## Begin Input rows
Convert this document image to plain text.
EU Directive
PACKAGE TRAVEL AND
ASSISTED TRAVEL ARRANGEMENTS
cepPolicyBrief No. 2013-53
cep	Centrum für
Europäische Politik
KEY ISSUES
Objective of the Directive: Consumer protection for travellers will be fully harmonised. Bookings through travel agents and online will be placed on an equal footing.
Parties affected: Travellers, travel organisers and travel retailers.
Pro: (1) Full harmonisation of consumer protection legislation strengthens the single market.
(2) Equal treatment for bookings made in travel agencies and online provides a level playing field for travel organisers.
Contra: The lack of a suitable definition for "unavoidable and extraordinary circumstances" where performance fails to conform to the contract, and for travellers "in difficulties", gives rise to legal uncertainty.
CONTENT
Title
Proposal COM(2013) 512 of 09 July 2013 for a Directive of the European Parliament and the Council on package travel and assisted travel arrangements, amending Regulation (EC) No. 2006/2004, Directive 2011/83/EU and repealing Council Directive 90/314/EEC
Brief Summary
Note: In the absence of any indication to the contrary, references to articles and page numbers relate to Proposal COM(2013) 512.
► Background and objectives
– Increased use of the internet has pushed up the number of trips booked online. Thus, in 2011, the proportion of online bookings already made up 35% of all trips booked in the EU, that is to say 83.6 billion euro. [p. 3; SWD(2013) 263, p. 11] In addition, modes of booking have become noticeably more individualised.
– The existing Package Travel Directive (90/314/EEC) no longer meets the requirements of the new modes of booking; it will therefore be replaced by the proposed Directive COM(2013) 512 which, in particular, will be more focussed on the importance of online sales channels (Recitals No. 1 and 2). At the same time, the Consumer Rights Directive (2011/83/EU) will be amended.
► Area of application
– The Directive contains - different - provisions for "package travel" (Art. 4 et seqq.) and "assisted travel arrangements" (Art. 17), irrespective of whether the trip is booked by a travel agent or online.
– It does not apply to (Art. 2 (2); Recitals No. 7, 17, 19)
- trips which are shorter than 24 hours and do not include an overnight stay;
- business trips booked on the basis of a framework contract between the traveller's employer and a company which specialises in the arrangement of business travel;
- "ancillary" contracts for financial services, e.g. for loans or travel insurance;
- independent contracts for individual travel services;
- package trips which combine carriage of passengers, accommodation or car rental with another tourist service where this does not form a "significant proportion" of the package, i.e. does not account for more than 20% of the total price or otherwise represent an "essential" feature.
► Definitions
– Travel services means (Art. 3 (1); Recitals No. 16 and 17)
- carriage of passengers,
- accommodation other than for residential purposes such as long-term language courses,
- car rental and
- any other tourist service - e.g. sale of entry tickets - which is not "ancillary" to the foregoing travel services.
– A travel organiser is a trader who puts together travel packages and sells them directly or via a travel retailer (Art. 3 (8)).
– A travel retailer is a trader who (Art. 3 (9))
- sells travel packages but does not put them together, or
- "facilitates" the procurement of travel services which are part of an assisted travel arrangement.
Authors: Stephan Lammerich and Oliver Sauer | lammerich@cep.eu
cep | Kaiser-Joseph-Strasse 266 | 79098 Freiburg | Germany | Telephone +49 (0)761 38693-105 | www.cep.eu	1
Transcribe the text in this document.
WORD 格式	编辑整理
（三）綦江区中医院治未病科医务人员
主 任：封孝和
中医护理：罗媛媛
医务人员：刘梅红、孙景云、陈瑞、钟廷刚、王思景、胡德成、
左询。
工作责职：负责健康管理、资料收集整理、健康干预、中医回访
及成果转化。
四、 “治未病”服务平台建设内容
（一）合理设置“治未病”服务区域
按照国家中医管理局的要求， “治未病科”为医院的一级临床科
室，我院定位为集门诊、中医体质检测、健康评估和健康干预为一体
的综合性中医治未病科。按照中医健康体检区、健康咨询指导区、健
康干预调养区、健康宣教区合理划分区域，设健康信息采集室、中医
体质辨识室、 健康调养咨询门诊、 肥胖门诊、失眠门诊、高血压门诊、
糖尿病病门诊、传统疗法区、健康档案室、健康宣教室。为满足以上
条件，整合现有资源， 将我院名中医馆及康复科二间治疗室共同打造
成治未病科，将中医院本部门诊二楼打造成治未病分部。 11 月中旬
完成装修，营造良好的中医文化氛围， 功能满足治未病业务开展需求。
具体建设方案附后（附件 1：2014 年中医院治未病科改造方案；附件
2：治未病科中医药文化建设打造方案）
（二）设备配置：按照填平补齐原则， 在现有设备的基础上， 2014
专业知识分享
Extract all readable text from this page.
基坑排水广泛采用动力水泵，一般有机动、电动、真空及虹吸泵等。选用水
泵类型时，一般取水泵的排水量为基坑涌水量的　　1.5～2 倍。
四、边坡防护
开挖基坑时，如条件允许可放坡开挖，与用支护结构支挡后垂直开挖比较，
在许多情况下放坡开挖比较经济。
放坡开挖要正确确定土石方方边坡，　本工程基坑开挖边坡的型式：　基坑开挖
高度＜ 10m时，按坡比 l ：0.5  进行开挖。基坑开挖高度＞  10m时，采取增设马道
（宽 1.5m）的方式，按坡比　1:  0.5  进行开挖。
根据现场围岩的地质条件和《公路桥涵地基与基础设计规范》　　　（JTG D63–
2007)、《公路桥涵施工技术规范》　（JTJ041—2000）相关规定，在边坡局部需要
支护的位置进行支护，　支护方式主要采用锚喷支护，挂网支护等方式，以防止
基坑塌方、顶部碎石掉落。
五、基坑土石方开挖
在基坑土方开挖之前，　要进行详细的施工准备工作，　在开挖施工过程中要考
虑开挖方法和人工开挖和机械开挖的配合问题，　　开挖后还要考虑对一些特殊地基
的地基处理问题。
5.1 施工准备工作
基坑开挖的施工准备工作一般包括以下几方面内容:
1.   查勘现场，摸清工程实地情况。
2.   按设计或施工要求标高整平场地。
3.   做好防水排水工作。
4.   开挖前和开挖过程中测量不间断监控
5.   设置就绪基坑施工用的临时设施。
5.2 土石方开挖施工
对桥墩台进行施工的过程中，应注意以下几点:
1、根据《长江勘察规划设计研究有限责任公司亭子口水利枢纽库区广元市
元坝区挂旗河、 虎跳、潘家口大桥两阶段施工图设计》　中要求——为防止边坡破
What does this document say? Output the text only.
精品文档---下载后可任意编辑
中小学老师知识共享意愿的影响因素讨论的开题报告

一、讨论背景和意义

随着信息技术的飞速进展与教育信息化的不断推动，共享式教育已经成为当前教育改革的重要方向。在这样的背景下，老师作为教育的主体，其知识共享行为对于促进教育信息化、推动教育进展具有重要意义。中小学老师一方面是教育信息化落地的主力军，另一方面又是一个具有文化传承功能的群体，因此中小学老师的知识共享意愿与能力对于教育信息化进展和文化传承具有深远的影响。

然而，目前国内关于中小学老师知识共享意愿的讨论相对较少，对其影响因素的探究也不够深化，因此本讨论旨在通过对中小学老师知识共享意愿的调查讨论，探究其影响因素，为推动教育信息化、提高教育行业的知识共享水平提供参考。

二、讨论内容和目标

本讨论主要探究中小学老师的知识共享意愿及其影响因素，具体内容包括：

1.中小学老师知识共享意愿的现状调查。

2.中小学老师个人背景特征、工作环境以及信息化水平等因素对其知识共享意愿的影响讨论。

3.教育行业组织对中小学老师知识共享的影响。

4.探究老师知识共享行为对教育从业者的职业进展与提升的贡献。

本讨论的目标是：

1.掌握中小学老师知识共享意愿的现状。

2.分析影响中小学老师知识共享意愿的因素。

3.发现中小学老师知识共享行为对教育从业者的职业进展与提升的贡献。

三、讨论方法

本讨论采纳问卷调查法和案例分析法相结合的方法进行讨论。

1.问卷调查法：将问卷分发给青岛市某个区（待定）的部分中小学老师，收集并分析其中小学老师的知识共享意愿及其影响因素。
## End Input rows
*Your objective*: Reproduce every record, matching each line exactly.

*Exercise output*:
Convert this document image to plain text.
EU Directive
PACKAGE TRAVEL AND
ASSISTED TRAVEL ARRANGEMENTS
cepPolicyBrief No. 2013-53
cep	Centrum für
Europäische Politik
KEY ISSUES
Objective of the Directive: Consumer protection for travellers will be fully harmonised. Bookings through travel agents and online will be placed on an equal footing.
Parties affected: Travellers, travel organisers and travel retailers.
Pro: (1) Full harmonisation of consumer protection legislation strengthens the single market.
(2) Equal treatment for bookings made in travel agencies and online provides a level playing field for travel organisers.
Contra: The lack of a suitable definition for "unavoidable and extraordinary circumstances" where performance fails to conform to the contract, and for travellers "in difficulties", gives rise to legal uncertainty.
CONTENT
Title
Proposal COM(2013) 512 of 09 July 2013 for a Directive of the European Parliament and the Council on package travel and assisted travel arrangements, amending Regulation (EC) No. 2006/2004, Directive 2011/83/EU and repealing Council Directive 90/314/EEC
Brief Summary
Note: In the absence of any indication to the contrary, references to articles and page numbers relate to Proposal COM(2013) 512.
► Background and objectives
– Increased use of the internet has pushed up the number of trips booked online. Thus, in 2011, the proportion of online bookings already made up 35% of all trips booked in the EU, that is to say 83.6 billion euro. [p. 3; SWD(2013) 263, p. 11] In addition, modes of booking have become noticeably more individualised.
– The existing Package Travel Directive (90/314/EEC) no longer meets the requirements of the new modes of booking; it will therefore be replaced by the proposed Directive COM(2013) 512 which, in particular, will be more focussed on the importance of online sales channels (Recitals No. 1 and 2). At the same time, the Consumer Rights Directive (2011/83/EU) will be amended.
► Area of application
– The Directive contains - different - provisions for "package travel" (Art. 4 et seqq.) and "assisted travel arrangements" (Art. 17), irrespective of whether the trip is booked by a travel agent or online.
– It does not apply to (Art. 2 (2); Recitals No. 7, 17, 19)
- trips which are shorter than 24 hours and do not include an overnight stay;
- business trips booked on the basis of a framework contract between the traveller's employer and a company which specialises in the arrangement of business travel;
- "ancillary" contracts for financial services, e.g. for loans or travel insurance;
- independent contracts for individual travel services;
- package trips which combine carriage of passengers, accommodation or car rental with another tourist service where this does not form a "significant proportion" of the package, i.e. does not account for more than 20% of the total price or otherwise represent an "essential" feature.
► Definitions
– Travel services means (Art. 3 (1); Recitals No. 16 and 17)
- carriage of passengers,
- accommodation other than for residential purposes such as long-term language courses,
- car rental and
- any other tourist service - e.g. sale of entry tickets - which is not "ancillary" to the foregoing travel services.
– A travel organiser is a trader who puts together travel packages and sells them directly or via a travel retailer (Art. 3 (8)).
– A travel retailer is a trader who (Art. 3 (9))
- sells travel packages but does not put them together, or
- "facilitates" the procurement of travel services which are part of an assisted travel arrangement.
Authors: Stephan Lammerich and Oliver Sauer | lammerich@cep.eu
cep | Kaiser-Joseph-Strasse 266 | 79098 Freiburg | Germany | Telephone +49 (0)761 38693-105 | www.cep.eu	1
Transcribe the text in this document.
WORD 格式	编辑整理
（三）綦江区中医院治未病科医务人员
主 任：封孝和
中医护理：罗媛媛
医务人员：刘梅红、孙景云、陈瑞、钟廷刚、王思景、胡德成、
左询。
工作责职：负责健康管理、资料收集整理、健康干预、中医回访
及成果转化。
四、 “治未病”服务平台建设内容
（一）合理设置“治未病”服务区域
按照国家中医管理局的要求， “治未病科”为医院的一级临床科
室，我院定位为集门诊、中医体质检测、健康评估和健康干预为一体
的综合性中医治未病科。按照中医健康体检区、健康咨询指导区、健
康干预调养区、健康宣教区合理划分区域，设健康信息采集室、中医
体质辨识室、 健康调养咨询门诊、 肥胖门诊、失眠门诊、高血压门诊、
糖尿病病门诊、传统疗法区、健康档案室、健康宣教室。为满足以上
条件，整合现有资源， 将我院名中医馆及康复科二间治疗室共同打造
成治未病科，将中医院本部门诊二楼打造成治未病分部。 11 月中旬
完成装修，营造良好的中医文化氛围， 功能满足治未病业务开展需求。
具体建设方案附后（附件 1：2014 年中医院治未病科改造方案；附件
2：治未病科中医药文化建设打造方案）
（二）设备配置：按照填平补齐原则， 在现有设备的基础上， 2014
专业知识分享
Extract all readable text from this page.
基坑排水广泛采用动力水泵，一般有机动、电动、真空及虹吸泵等。选用水
泵类型时，一般取水泵的排水量为基坑涌水量的　　1.5～2 倍。
四、边坡防护
开挖基坑时，如条件允许可放坡开挖，与用支护结构支挡后垂直开挖比较，
在许多情况下放坡开挖比较经济。
放坡开挖要正确确定土石方方边坡，　本工程基坑开挖边坡的型式：　基坑开挖
高度＜ 10m时，按坡比 l ：0.5  进行开挖。基坑开挖高度＞  10m时，采取增设马道
（宽 1.5m）的方式，按坡比　1:  0.5  进行开挖。
根据现场围岩的地质条件和《公路桥涵地基与基础设计规范》　　　（JTG D63–
2007)、《公路桥涵施工技术规范》　（JTJ041—2000）相关规定，在边坡局部需要
支护的位置进行支护，　支护方式主要采用锚喷支护，挂网支护等方式，以防止
基坑塌方、顶部碎石掉落。
五、基坑土石方开挖
在基坑土方开挖之前，　要进行详细的施工准备工作，　在开挖施工过程中要考
虑开挖方法和人工开挖和机械开挖的配合问题，　　开挖后还要考虑对一些特殊地基
的地基处理问题。
5.1 施工准备工作
基坑开挖的施工准备工作一般包括以下几方面内容:
1.   查勘现场，摸清工程实地情况。
2.   按设计或施工要求标高整平场地。
3.   做好防水排水工作。
4.   开挖前和开挖过程中测量不间断监控
5.   设置就绪基坑施工用的临时设施。
5.2 土石方开挖施工
对桥墩台进行施工的过程中，应注意以下几点:
1、根据《长江勘察规划设计研究有限责任公司亭子口水利枢纽库区广元市
元坝区挂旗河、 虎跳、潘家口大桥两阶段施工图设计》　中要求——为防止边坡破
What does this document say? Output the text only.
精品文档---下载后可任意编辑
中小学老师知识共享意愿的影响因素讨论的开题报告

一、讨论背景和意义

随着信息技术的飞速进展与教育信息化的不断推动，共享式教育已经成为当前教育改革的重要方向。在这样的背景下，老师作为教育的主体，其知识共享行为对于促进教育信息化、推动教育进展具有重要意义。中小学老师一方面是教育信息化落地的主力军，另一方面又是一个具有文化传承功能的群体，因此中小学老师的知识共享意愿与能力对于教育信息化进展和文化传承具有深远的影响。

然而，目前国内关于中小学老师知识共享意愿的讨论相对较少，对其影响因素的探究也不够深化，因此本讨论旨在通过对中小学老师知识共享意愿的调查讨论，探究其影响因素，为推动教育信息化、提高教育行业的知识共享水平提供参考。

二、讨论内容和目标

本讨论主要探究中小学老师的知识共享意愿及其影响因素，具体内容包括：

1.中小学老师知识共享意愿的现状调查。

2.中小学老师个人背景特征、工作环境以及信息化水平等因素对其知识共享意愿的影响讨论。

3.教育行业组织对中小学老师知识共享的影响。

4.探究老师知识共享行为对教育从业者的职业进展与提升的贡献。

本讨论的目标是：

1.掌握中小学老师知识共享意愿的现状。

2.分析影响中小学老师知识共享意愿的因素。

3.发现中小学老师知识共享行为对教育从业者的职业进展与提升的贡献。

三、讨论方法

本讨论采纳问卷调查法和案例分析法相结合的方法进行讨论。

1.问卷调查法：将问卷分发给青岛市某个区（待定）的部分中小学老师，收集并分析其中小学老师的知识共享意愿及其影响因素。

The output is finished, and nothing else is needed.